**PROBLEM DESCRIPTION**:
Provide the data again in its entirety, exactly as given.

+++ DATA SHOWN +++

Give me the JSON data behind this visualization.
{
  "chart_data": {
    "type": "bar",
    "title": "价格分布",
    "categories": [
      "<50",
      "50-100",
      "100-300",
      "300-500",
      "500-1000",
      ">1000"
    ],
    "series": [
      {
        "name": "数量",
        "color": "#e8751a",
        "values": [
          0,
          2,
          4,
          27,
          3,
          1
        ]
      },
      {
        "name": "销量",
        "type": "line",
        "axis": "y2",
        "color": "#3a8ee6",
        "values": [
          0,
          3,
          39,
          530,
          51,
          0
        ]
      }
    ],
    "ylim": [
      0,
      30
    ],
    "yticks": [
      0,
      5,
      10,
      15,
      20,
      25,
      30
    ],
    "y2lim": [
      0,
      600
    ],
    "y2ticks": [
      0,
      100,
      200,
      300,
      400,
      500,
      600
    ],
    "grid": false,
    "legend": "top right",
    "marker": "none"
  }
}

+++

**OUTPUT OF THE TASK**:
Give me the JSON data behind this visualization.
{
  "chart_data": {
    "type": "bar",
    "title": "价格分布",
    "categories": [
      "<50",
      "50-100",
      "100-300",
      "300-500",
      "500-1000",
      ">1000"
    ],
    "series": [
      {
        "name": "数量",
        "color": "#e8751a",
        "values": [
          0,
          2,
          4,
          27,
          3,
          1
        ]
      },
      {
        "name": "销量",
        "type": "line",
        "axis": "y2",
        "color": "#3a8ee6",
        "values": [
          0,
          3,
          39,
          530,
          51,
          0
        ]
      }
    ],
    "ylim": [
      0,
      30
    ],
    "yticks": [
      0,
      5,
      10,
      15,
      20,
      25,
      30
    ],
    "y2lim": [
      0,
      600
    ],
    "y2ticks": [
      0,
      100,
      200,
      300,
      400,
      500,
      600
    ],
    "grid": false,
    "legend": "top right",
    "marker": "none"
  }
}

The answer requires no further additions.